=== DATA FOR THIS EXERCISE ===

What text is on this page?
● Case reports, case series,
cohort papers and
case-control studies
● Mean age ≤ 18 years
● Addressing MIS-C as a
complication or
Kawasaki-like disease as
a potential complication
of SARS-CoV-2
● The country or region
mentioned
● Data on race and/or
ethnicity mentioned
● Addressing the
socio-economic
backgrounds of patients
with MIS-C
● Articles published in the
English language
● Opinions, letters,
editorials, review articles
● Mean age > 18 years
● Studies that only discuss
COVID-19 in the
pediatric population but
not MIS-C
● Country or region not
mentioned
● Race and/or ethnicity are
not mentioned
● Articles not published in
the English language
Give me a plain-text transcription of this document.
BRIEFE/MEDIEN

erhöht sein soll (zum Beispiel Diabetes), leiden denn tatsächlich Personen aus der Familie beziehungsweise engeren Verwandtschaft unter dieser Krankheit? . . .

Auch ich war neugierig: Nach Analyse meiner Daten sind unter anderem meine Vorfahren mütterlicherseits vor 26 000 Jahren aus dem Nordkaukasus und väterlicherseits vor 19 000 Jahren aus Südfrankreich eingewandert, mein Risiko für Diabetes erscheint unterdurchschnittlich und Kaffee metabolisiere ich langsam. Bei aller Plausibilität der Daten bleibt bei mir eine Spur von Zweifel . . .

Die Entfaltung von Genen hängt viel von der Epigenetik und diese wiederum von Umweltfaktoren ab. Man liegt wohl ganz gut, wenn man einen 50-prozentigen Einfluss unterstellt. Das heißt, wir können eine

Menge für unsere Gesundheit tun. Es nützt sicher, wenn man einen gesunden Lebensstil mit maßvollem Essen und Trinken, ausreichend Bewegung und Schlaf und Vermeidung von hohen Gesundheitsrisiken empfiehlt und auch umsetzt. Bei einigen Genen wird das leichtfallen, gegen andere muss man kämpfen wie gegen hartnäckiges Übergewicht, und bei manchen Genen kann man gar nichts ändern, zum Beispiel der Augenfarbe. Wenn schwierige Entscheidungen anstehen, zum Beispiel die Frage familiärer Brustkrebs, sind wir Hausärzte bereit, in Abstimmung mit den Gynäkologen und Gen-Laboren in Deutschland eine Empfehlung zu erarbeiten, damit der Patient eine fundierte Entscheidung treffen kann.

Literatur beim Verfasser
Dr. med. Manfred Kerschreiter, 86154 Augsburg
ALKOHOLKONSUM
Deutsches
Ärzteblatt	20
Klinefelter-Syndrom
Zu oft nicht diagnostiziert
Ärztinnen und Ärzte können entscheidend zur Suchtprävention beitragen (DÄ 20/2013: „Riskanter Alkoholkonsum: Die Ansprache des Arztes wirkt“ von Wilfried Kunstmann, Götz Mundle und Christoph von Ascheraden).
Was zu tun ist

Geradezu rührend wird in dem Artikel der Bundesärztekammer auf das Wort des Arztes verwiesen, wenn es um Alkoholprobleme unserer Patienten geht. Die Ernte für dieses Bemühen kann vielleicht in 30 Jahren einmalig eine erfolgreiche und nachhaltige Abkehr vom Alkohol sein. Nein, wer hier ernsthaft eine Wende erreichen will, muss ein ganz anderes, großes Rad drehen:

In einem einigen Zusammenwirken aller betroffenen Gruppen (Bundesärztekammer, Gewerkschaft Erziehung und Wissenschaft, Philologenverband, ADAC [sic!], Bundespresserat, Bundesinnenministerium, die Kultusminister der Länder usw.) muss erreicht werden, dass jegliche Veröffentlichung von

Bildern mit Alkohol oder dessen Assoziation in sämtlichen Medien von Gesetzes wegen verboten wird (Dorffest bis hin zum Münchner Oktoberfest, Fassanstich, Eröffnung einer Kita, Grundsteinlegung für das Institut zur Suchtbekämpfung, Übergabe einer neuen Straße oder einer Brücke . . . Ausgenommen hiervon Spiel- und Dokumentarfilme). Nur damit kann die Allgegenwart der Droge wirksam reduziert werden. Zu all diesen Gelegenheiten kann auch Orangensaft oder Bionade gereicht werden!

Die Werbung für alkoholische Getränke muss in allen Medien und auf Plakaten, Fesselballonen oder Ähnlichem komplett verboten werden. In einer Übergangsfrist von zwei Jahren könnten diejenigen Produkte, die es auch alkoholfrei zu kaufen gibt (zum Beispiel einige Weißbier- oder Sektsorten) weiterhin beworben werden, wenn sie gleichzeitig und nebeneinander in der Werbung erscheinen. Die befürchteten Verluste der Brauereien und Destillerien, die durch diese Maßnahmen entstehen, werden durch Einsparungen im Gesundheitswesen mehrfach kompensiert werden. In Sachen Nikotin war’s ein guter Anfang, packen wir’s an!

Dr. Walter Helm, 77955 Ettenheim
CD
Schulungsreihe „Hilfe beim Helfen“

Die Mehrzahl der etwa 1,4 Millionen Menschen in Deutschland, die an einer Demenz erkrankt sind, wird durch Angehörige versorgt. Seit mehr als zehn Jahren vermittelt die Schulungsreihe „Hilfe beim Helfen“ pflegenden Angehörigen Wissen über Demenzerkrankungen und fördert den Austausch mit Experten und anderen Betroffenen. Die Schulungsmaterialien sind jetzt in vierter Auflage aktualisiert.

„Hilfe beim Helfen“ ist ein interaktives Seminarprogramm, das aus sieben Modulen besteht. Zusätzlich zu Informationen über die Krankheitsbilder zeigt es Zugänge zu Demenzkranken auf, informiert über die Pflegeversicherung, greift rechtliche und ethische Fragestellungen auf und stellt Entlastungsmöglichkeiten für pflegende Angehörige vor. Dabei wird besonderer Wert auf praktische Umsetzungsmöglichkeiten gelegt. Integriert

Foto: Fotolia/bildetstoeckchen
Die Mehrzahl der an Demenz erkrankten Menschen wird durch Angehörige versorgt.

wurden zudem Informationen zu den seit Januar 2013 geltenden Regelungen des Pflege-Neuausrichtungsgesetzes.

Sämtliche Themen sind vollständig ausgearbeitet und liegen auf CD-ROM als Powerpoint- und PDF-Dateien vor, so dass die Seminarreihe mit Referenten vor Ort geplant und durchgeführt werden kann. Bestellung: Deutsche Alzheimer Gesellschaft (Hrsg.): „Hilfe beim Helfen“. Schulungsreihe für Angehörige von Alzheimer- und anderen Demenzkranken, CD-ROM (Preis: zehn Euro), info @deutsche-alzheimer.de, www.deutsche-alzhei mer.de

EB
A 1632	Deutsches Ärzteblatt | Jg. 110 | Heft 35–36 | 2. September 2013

===

YOUR TASK:
Each line in the data that holds the string "region" needs to be copied.

SOLUTION FOR THIS PROBLEM:
● The country or region
● Country or region not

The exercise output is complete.